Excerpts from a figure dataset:
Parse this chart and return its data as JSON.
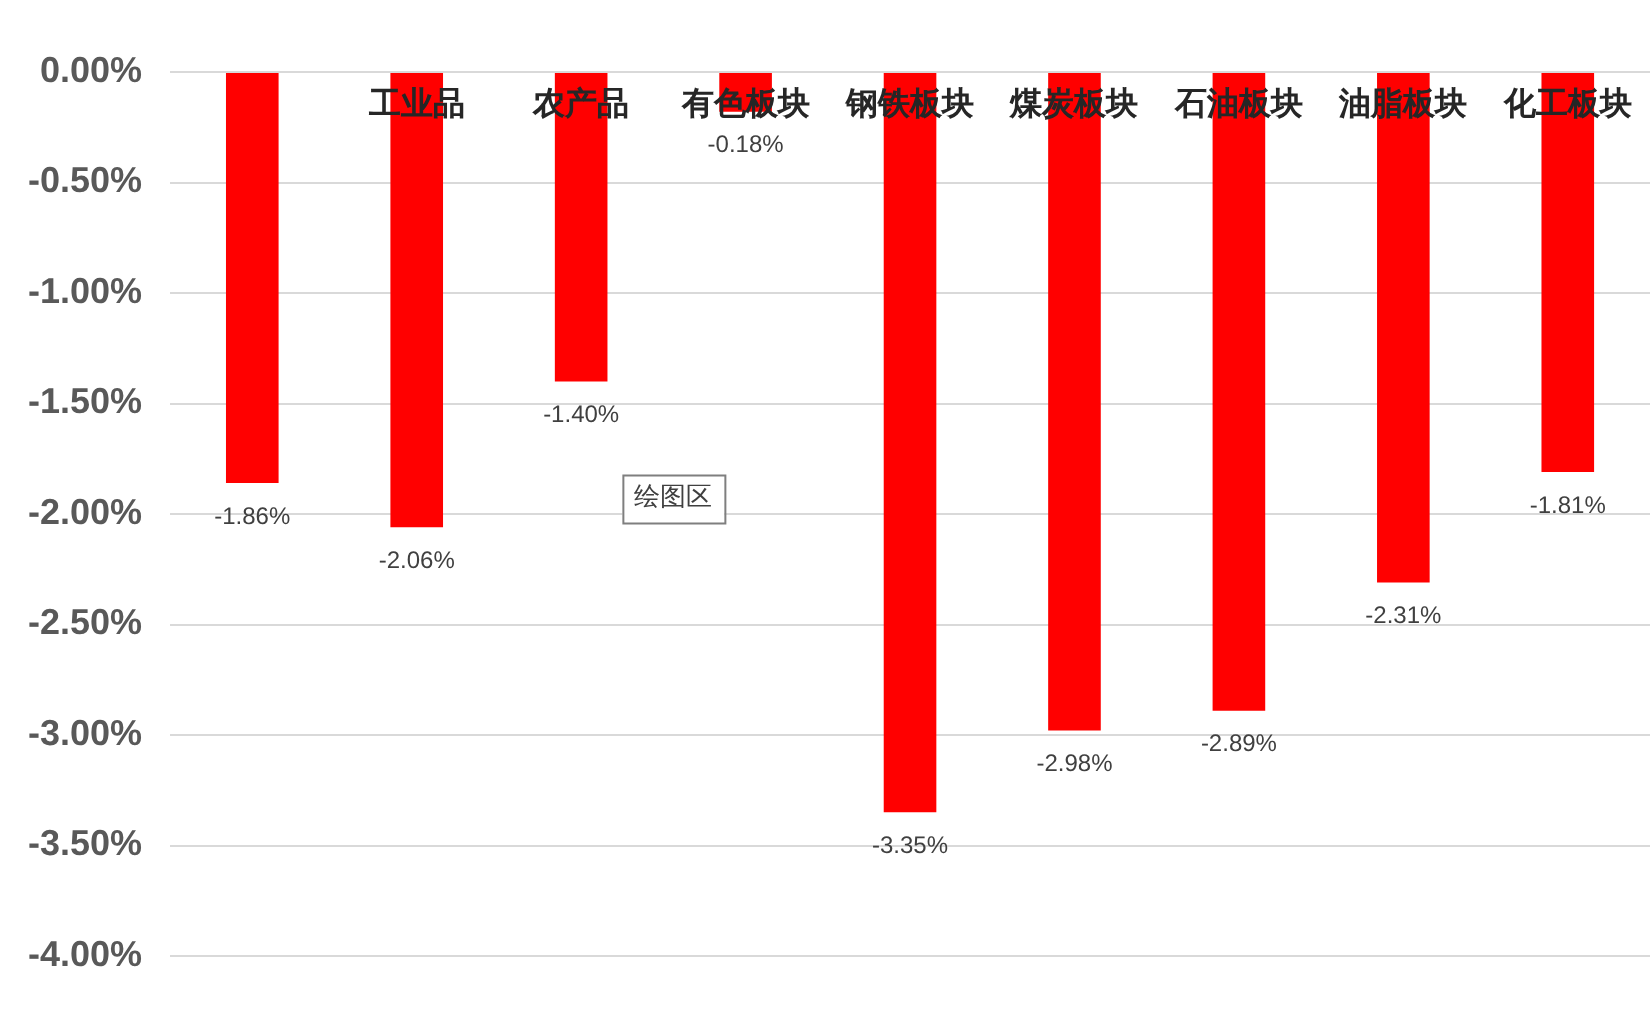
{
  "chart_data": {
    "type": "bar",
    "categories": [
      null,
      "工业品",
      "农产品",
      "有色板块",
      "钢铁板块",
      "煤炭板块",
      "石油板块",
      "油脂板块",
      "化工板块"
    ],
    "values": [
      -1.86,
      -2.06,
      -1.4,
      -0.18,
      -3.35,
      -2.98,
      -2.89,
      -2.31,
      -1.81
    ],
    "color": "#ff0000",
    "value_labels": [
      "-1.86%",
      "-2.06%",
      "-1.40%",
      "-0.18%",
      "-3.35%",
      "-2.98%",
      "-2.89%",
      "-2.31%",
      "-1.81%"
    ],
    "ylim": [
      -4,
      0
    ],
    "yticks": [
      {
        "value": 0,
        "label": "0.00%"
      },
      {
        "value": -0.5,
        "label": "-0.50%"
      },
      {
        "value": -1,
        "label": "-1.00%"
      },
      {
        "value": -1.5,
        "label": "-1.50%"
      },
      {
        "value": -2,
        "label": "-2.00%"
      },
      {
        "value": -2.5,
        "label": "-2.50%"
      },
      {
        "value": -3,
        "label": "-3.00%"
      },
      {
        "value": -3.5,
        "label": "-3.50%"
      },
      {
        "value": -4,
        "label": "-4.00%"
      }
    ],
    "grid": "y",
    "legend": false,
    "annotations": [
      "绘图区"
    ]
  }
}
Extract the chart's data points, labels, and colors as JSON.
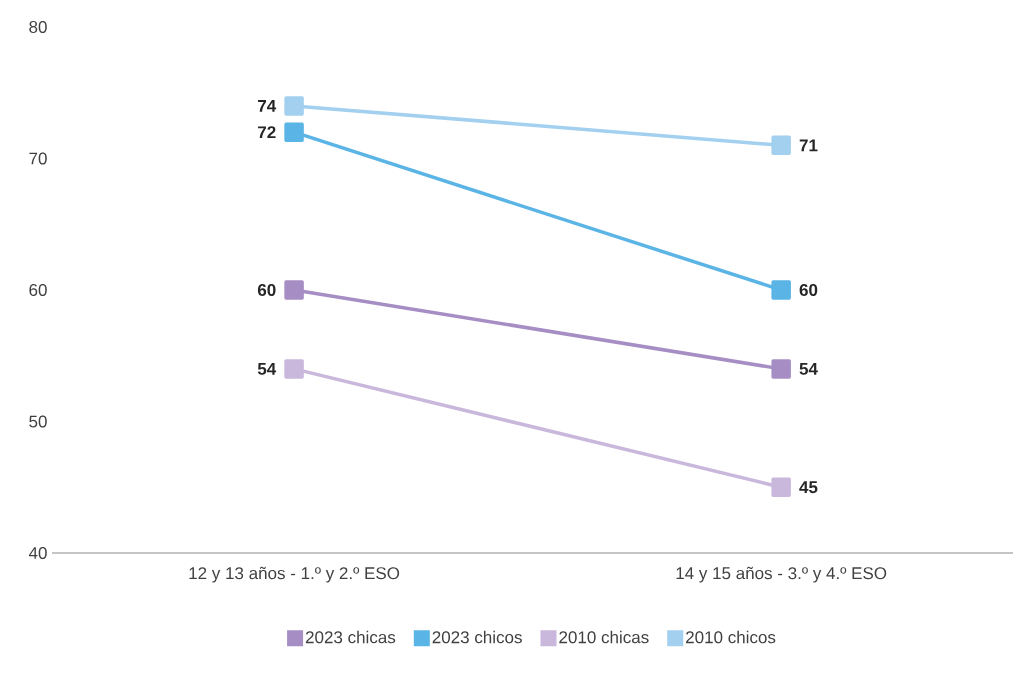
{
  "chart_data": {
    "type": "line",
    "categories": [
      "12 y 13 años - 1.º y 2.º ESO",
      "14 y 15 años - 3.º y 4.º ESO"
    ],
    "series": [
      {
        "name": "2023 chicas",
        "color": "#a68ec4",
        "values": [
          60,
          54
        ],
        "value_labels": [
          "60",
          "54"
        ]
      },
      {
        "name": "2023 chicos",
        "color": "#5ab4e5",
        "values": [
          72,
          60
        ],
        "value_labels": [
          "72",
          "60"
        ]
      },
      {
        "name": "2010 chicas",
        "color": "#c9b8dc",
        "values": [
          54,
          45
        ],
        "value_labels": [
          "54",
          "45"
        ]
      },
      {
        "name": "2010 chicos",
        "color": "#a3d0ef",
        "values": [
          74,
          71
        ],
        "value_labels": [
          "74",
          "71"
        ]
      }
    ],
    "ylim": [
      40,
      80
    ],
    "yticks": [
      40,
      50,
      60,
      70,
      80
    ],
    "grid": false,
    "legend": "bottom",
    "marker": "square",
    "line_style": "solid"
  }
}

■ **WHAT IS EXPECTED**
Search the lines above for the string "años" and copy each line that has it.

■ **WRITTEN SOLUTION**
      "12 y 13 años - 1.º y 2.º ESO",
      "14 y 15 años - 3.º y 4.º ESO"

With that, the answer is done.